**About this exercise**.
Every entry below must be reproduced exactly.

**Exercise material**.

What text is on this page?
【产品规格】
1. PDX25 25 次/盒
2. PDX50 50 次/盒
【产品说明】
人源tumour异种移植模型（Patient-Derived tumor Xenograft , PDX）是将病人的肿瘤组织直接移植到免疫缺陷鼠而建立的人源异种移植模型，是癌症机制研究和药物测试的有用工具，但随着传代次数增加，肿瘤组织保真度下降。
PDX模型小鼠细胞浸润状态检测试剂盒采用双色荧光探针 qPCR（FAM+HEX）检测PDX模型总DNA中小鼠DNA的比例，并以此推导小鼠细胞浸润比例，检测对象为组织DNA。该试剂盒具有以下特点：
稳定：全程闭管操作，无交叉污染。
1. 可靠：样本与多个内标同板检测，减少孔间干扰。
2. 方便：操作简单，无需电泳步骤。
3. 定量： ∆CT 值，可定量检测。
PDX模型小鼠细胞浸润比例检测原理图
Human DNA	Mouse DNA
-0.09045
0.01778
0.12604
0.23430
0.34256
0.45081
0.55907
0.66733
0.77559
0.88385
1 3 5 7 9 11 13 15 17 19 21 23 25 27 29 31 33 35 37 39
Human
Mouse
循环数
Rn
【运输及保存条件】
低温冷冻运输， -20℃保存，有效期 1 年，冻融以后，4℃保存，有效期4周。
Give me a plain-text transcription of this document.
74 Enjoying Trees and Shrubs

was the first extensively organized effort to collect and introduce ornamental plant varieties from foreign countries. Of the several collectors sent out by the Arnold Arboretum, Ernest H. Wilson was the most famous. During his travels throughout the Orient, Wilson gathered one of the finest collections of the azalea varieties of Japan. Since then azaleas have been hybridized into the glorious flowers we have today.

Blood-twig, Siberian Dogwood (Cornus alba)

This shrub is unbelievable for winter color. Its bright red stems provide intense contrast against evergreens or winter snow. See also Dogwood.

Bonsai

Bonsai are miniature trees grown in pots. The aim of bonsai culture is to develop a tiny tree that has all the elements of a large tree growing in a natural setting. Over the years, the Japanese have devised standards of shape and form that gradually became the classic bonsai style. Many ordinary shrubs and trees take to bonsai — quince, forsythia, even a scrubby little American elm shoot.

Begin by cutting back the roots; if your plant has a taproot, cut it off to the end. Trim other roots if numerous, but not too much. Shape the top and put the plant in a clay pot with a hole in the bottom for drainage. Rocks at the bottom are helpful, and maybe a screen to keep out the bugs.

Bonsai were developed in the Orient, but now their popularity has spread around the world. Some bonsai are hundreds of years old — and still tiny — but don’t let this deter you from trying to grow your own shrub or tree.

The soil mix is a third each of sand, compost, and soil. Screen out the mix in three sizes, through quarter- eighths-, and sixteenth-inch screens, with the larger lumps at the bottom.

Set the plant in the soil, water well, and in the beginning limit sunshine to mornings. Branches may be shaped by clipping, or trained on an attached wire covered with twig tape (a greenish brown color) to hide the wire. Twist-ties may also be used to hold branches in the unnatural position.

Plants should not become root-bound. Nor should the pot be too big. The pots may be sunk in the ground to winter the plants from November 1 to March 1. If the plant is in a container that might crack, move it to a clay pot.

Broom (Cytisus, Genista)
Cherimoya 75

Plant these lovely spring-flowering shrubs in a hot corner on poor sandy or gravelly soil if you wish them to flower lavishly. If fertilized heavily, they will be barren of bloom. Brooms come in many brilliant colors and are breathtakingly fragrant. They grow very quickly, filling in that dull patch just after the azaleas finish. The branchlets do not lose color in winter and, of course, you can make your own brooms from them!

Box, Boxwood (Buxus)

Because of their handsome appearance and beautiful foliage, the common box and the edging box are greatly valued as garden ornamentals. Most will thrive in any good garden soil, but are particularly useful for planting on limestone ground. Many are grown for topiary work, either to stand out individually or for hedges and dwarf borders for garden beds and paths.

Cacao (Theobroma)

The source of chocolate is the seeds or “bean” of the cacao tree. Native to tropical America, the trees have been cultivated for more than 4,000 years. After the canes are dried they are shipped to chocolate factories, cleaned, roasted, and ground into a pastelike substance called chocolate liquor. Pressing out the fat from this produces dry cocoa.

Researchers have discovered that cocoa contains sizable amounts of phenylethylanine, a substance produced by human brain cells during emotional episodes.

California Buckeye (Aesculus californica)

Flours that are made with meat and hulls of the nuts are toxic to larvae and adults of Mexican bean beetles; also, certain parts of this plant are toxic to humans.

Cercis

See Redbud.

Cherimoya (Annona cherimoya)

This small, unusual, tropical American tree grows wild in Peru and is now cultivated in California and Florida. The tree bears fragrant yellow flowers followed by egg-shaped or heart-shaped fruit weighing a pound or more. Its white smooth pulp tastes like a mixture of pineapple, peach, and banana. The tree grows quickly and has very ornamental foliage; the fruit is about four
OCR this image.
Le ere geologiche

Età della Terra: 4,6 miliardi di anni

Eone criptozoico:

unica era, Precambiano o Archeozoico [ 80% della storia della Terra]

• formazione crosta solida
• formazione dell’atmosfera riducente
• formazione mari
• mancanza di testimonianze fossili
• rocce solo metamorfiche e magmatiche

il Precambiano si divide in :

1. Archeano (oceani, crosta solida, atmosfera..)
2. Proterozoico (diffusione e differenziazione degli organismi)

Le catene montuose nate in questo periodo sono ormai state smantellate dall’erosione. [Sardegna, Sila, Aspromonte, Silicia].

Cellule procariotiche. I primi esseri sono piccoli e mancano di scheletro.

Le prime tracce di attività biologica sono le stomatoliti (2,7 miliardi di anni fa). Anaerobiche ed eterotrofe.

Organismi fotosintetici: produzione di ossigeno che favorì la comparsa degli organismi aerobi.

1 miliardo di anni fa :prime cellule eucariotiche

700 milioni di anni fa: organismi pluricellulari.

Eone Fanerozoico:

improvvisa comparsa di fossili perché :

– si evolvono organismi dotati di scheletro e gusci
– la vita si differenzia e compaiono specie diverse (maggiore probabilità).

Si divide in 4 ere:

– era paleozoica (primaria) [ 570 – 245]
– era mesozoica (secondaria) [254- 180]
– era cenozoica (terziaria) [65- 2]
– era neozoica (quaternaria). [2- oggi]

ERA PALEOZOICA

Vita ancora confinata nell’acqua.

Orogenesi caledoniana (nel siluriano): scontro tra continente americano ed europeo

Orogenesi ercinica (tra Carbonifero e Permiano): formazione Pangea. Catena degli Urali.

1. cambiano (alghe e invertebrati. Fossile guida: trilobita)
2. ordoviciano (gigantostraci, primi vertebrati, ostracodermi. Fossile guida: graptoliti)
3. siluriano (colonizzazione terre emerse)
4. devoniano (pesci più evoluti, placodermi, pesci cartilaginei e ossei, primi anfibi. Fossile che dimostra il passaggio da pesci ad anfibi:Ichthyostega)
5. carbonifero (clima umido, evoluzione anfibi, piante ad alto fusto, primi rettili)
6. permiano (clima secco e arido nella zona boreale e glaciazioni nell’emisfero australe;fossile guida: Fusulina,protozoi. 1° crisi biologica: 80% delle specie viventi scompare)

**Written response**.
What text is on this page?
【产品规格】
1. PDX25 25 次/盒
2. PDX50 50 次/盒
【产品说明】
人源tumour异种移植模型（Patient-Derived tumor Xenograft , PDX）是将病人的肿瘤组织直接移植到免疫缺陷鼠而建立的人源异种移植模型，是癌症机制研究和药物测试的有用工具，但随着传代次数增加，肿瘤组织保真度下降。
PDX模型小鼠细胞浸润状态检测试剂盒采用双色荧光探针 qPCR（FAM+HEX）检测PDX模型总DNA中小鼠DNA的比例，并以此推导小鼠细胞浸润比例，检测对象为组织DNA。该试剂盒具有以下特点：
稳定：全程闭管操作，无交叉污染。
1. 可靠：样本与多个内标同板检测，减少孔间干扰。
2. 方便：操作简单，无需电泳步骤。
3. 定量： ∆CT 值，可定量检测。
PDX模型小鼠细胞浸润比例检测原理图
Human DNA	Mouse DNA
-0.09045
0.01778
0.12604
0.23430
0.34256
0.45081
0.55907
0.66733
0.77559
0.88385
1 3 5 7 9 11 13 15 17 19 21 23 25 27 29 31 33 35 37 39
Human
Mouse
循环数
Rn
【运输及保存条件】
低温冷冻运输， -20℃保存，有效期 1 年，冻融以后，4℃保存，有效期4周。
Give me a plain-text transcription of this document.
74 Enjoying Trees and Shrubs

was the first extensively organized effort to collect and introduce ornamental plant varieties from foreign countries. Of the several collectors sent out by the Arnold Arboretum, Ernest H. Wilson was the most famous. During his travels throughout the Orient, Wilson gathered one of the finest collections of the azalea varieties of Japan. Since then azaleas have been hybridized into the glorious flowers we have today.

Blood-twig, Siberian Dogwood (Cornus alba)

This shrub is unbelievable for winter color. Its bright red stems provide intense contrast against evergreens or winter snow. See also Dogwood.

Bonsai

Bonsai are miniature trees grown in pots. The aim of bonsai culture is to develop a tiny tree that has all the elements of a large tree growing in a natural setting. Over the years, the Japanese have devised standards of shape and form that gradually became the classic bonsai style. Many ordinary shrubs and trees take to bonsai — quince, forsythia, even a scrubby little American elm shoot.

Begin by cutting back the roots; if your plant has a taproot, cut it off to the end. Trim other roots if numerous, but not too much. Shape the top and put the plant in a clay pot with a hole in the bottom for drainage. Rocks at the bottom are helpful, and maybe a screen to keep out the bugs.

Bonsai were developed in the Orient, but now their popularity has spread around the world. Some bonsai are hundreds of years old — and still tiny — but don’t let this deter you from trying to grow your own shrub or tree.

The soil mix is a third each of sand, compost, and soil. Screen out the mix in three sizes, through quarter- eighths-, and sixteenth-inch screens, with the larger lumps at the bottom.

Set the plant in the soil, water well, and in the beginning limit sunshine to mornings. Branches may be shaped by clipping, or trained on an attached wire covered with twig tape (a greenish brown color) to hide the wire. Twist-ties may also be used to hold branches in the unnatural position.

Plants should not become root-bound. Nor should the pot be too big. The pots may be sunk in the ground to winter the plants from November 1 to March 1. If the plant is in a container that might crack, move it to a clay pot.

Broom (Cytisus, Genista)
Cherimoya 75

Plant these lovely spring-flowering shrubs in a hot corner on poor sandy or gravelly soil if you wish them to flower lavishly. If fertilized heavily, they will be barren of bloom. Brooms come in many brilliant colors and are breathtakingly fragrant. They grow very quickly, filling in that dull patch just after the azaleas finish. The branchlets do not lose color in winter and, of course, you can make your own brooms from them!

Box, Boxwood (Buxus)

Because of their handsome appearance and beautiful foliage, the common box and the edging box are greatly valued as garden ornamentals. Most will thrive in any good garden soil, but are particularly useful for planting on limestone ground. Many are grown for topiary work, either to stand out individually or for hedges and dwarf borders for garden beds and paths.

Cacao (Theobroma)

The source of chocolate is the seeds or “bean” of the cacao tree. Native to tropical America, the trees have been cultivated for more than 4,000 years. After the canes are dried they are shipped to chocolate factories, cleaned, roasted, and ground into a pastelike substance called chocolate liquor. Pressing out the fat from this produces dry cocoa.

Researchers have discovered that cocoa contains sizable amounts of phenylethylanine, a substance produced by human brain cells during emotional episodes.

California Buckeye (Aesculus californica)

Flours that are made with meat and hulls of the nuts are toxic to larvae and adults of Mexican bean beetles; also, certain parts of this plant are toxic to humans.

Cercis

See Redbud.

Cherimoya (Annona cherimoya)

This small, unusual, tropical American tree grows wild in Peru and is now cultivated in California and Florida. The tree bears fragrant yellow flowers followed by egg-shaped or heart-shaped fruit weighing a pound or more. Its white smooth pulp tastes like a mixture of pineapple, peach, and banana. The tree grows quickly and has very ornamental foliage; the fruit is about four
OCR this image.
Le ere geologiche

Età della Terra: 4,6 miliardi di anni

Eone criptozoico:

unica era, Precambiano o Archeozoico [ 80% della storia della Terra]

• formazione crosta solida
• formazione dell’atmosfera riducente
• formazione mari
• mancanza di testimonianze fossili
• rocce solo metamorfiche e magmatiche

il Precambiano si divide in :

1. Archeano (oceani, crosta solida, atmosfera..)
2. Proterozoico (diffusione e differenziazione degli organismi)

Le catene montuose nate in questo periodo sono ormai state smantellate dall’erosione. [Sardegna, Sila, Aspromonte, Silicia].

Cellule procariotiche. I primi esseri sono piccoli e mancano di scheletro.

Le prime tracce di attività biologica sono le stomatoliti (2,7 miliardi di anni fa). Anaerobiche ed eterotrofe.

Organismi fotosintetici: produzione di ossigeno che favorì la comparsa degli organismi aerobi.

1 miliardo di anni fa :prime cellule eucariotiche

700 milioni di anni fa: organismi pluricellulari.

Eone Fanerozoico:

improvvisa comparsa di fossili perché :

– si evolvono organismi dotati di scheletro e gusci
– la vita si differenzia e compaiono specie diverse (maggiore probabilità).

Si divide in 4 ere:

– era paleozoica (primaria) [ 570 – 245]
– era mesozoica (secondaria) [254- 180]
– era cenozoica (terziaria) [65- 2]
– era neozoica (quaternaria). [2- oggi]

ERA PALEOZOICA

Vita ancora confinata nell’acqua.

Orogenesi caledoniana (nel siluriano): scontro tra continente americano ed europeo

Orogenesi ercinica (tra Carbonifero e Permiano): formazione Pangea. Catena degli Urali.

1. cambiano (alghe e invertebrati. Fossile guida: trilobita)
2. ordoviciano (gigantostraci, primi vertebrati, ostracodermi. Fossile guida: graptoliti)
3. siluriano (colonizzazione terre emerse)
4. devoniano (pesci più evoluti, placodermi, pesci cartilaginei e ossei, primi anfibi. Fossile che dimostra il passaggio da pesci ad anfibi:Ichthyostega)
5. carbonifero (clima umido, evoluzione anfibi, piante ad alto fusto, primi rettili)
6. permiano (clima secco e arido nella zona boreale e glaciazioni nell’emisfero australe;fossile guida: Fusulina,protozoi. 1° crisi biologica: 80% delle specie viventi scompare)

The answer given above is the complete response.